*AIM 1:*
Answer these questions about the Trie tutorial:
(a) What other name does the tutorial give for a Trie?
(b) What character does the root of a Trie refer to?
(c) After all characters of a new word have been inserted, what does the leaf node represent?

*PAGE EXTRACT:*
— Start —

Trie data structure from scratch


Its been a while since I posted a new tutorial, and better yet a data structure I haven’t covered yet. So here is Trie. What I’ve seen is there are more interview questions regarding usage of Tries, so we’ll cover implementation, usage and advantages, and some ideas for interview questions.

What is a Trie?

Also known as a prefix tree, a Trie is a search kind of tree. In most use cases, the prefix tree stores words as the keys (leaf nodes), and the characters (their ASCII unicode values) are nodes that refer to specific letter in the alphabet. Its different from a binary tree in that you can have multiple child nodes branching from parent nodes (similar to a B-Tree however different time complexity).

In both pictures below, we can see the root is blank, but its successive children are each based on a specific character or letter of a dictionary. For example, suppose you wanted to insert a new word that begins with letter “T”, the Trie finds the character already, and appends the new word by traversing downwards until no matching characters are found, then creating new nodes until all characters of the new word have been inserted. The leaf node now represents a valid word in the Trie.

Methodology for implementation

In any Trie, note that the root itself refers to no character, its blank. However, successive child nodes all refer to a single character in the alphabet.

— End —

(Layout element entries)
— Start —

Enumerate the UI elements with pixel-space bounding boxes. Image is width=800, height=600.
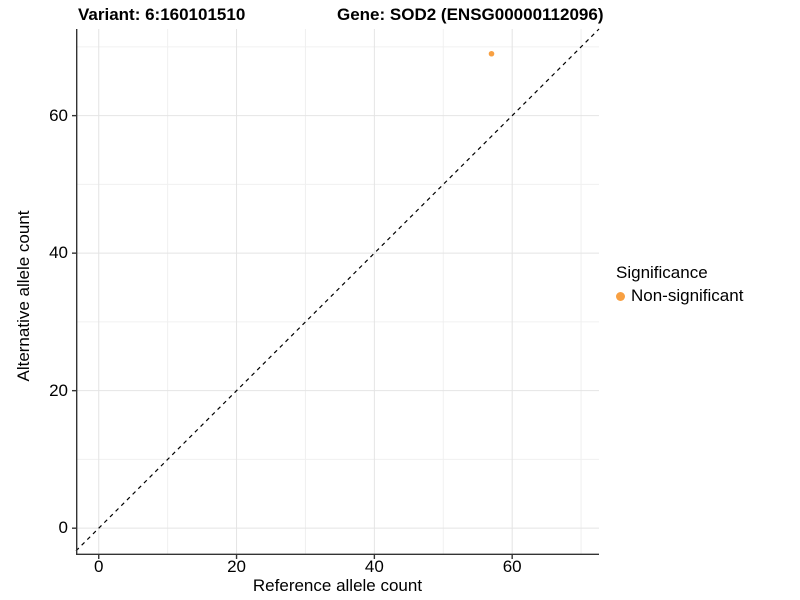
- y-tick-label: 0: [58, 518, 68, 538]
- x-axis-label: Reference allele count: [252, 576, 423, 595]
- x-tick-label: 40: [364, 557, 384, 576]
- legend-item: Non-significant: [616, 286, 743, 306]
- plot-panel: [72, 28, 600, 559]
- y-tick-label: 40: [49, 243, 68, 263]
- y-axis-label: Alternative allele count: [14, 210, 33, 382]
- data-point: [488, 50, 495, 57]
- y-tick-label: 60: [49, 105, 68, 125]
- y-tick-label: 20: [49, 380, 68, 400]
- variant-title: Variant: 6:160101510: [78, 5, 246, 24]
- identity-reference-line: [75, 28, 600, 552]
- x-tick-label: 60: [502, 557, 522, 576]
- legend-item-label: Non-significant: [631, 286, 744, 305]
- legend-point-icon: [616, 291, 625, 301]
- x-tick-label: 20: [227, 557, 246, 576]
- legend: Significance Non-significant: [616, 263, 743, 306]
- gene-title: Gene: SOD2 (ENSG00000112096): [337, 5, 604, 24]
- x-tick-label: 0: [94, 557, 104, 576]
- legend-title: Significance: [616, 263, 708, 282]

— End —
— Start —

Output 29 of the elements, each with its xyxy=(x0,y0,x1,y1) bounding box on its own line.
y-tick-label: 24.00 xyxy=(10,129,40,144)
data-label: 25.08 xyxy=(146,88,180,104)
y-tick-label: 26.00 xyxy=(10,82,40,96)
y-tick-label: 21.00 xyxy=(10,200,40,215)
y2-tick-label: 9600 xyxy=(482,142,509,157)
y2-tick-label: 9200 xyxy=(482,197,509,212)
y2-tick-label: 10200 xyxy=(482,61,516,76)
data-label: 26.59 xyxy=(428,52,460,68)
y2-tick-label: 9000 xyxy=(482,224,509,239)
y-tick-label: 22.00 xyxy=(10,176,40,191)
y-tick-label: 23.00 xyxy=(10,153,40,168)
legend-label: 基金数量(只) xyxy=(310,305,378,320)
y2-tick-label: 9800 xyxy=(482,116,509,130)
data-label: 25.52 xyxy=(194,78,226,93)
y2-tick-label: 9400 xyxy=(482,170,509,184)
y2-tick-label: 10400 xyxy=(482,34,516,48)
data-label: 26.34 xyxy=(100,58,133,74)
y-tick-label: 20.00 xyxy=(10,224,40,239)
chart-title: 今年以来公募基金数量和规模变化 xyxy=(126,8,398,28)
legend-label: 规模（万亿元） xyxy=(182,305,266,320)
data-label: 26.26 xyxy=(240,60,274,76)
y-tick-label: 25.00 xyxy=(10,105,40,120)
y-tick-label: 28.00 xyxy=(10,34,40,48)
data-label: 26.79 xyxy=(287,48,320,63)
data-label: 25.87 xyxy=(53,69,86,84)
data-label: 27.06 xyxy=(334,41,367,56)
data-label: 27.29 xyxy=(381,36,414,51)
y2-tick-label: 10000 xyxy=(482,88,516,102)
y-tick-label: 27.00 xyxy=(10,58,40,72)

— End —

*AIM 2:*
In the entries between the lines holding "- y-tick-label: 0: [58, 518, 68, 538]" and "- y-tick-label: 40: [49, 243, 68, 263]", inclusive, update "Non-significant" to "Not significant" and leave everything else unchanged. Return only those lines.

*FINAL RESULT 1:*
(a) A prefix tree.
(b) No character; the root is blank.
(c) A valid word in the Trie.

*FINAL RESULT 2:*
- y-tick-label: 0: [58, 518, 68, 538]
- x-axis-label: Reference allele count: [252, 576, 423, 595]
- x-tick-label: 40: [364, 557, 384, 576]
- legend-item: Not significant: [616, 286, 743, 306]
- plot-panel: [72, 28, 600, 559]
- y-tick-label: 40: [49, 243, 68, 263]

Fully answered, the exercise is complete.